[Figure collection entries]

================

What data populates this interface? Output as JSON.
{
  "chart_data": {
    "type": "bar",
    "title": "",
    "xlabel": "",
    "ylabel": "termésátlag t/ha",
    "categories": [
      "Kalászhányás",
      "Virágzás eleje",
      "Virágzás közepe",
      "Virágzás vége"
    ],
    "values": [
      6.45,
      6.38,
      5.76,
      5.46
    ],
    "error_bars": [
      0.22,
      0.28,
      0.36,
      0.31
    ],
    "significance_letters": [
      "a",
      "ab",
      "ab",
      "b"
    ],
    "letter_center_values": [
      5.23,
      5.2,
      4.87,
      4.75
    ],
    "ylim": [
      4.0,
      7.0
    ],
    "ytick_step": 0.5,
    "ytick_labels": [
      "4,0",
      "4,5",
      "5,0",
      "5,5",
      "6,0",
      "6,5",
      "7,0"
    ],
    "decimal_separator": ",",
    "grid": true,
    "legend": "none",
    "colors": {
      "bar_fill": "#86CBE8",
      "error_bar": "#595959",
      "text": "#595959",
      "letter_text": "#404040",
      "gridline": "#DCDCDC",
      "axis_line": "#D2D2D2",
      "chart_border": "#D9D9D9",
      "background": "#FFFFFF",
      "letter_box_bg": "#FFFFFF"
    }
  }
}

================

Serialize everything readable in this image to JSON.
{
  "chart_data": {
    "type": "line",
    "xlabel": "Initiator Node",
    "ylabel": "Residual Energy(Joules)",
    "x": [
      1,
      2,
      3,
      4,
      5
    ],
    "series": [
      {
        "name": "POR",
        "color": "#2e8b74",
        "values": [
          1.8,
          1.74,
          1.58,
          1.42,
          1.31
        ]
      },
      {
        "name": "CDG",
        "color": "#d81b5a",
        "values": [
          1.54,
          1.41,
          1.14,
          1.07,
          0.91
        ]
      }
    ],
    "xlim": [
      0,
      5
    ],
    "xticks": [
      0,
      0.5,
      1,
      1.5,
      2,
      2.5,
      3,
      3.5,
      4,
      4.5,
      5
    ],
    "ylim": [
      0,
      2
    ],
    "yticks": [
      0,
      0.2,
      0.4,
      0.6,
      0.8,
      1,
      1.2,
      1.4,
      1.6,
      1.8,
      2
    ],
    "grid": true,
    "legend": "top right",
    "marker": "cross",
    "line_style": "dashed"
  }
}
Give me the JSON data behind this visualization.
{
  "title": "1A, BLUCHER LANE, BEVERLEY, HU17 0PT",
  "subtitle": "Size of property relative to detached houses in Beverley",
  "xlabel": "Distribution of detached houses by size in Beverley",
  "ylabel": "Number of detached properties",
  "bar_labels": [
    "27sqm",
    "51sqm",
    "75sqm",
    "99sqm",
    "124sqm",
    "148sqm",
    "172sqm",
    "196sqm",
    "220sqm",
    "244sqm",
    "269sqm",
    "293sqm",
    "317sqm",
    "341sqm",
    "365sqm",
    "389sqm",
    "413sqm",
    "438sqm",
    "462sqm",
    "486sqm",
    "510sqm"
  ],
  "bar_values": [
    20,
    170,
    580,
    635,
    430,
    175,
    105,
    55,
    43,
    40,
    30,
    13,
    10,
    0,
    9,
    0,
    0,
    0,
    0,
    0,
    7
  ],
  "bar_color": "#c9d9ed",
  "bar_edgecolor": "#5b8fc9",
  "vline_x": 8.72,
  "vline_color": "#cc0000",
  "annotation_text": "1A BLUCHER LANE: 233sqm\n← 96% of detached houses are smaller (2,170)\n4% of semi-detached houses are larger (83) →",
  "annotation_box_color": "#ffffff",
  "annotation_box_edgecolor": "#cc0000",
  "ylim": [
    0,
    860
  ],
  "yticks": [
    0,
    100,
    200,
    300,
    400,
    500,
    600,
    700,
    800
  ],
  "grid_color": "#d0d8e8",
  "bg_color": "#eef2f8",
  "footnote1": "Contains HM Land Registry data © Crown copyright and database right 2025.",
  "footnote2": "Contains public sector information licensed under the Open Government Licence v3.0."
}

================

Written instruction.
Where a line contains "detached", copy that line.

Output for this task.
  "subtitle": "Size of property relative to detached houses in Beverley",
  "xlabel": "Distribution of detached houses by size in Beverley",
  "ylabel": "Number of detached properties",
  "annotation_text": "1A BLUCHER LANE: 233sqm\n← 96% of detached houses are smaller (2,170)\n4% of semi-detached houses are larger (83) →",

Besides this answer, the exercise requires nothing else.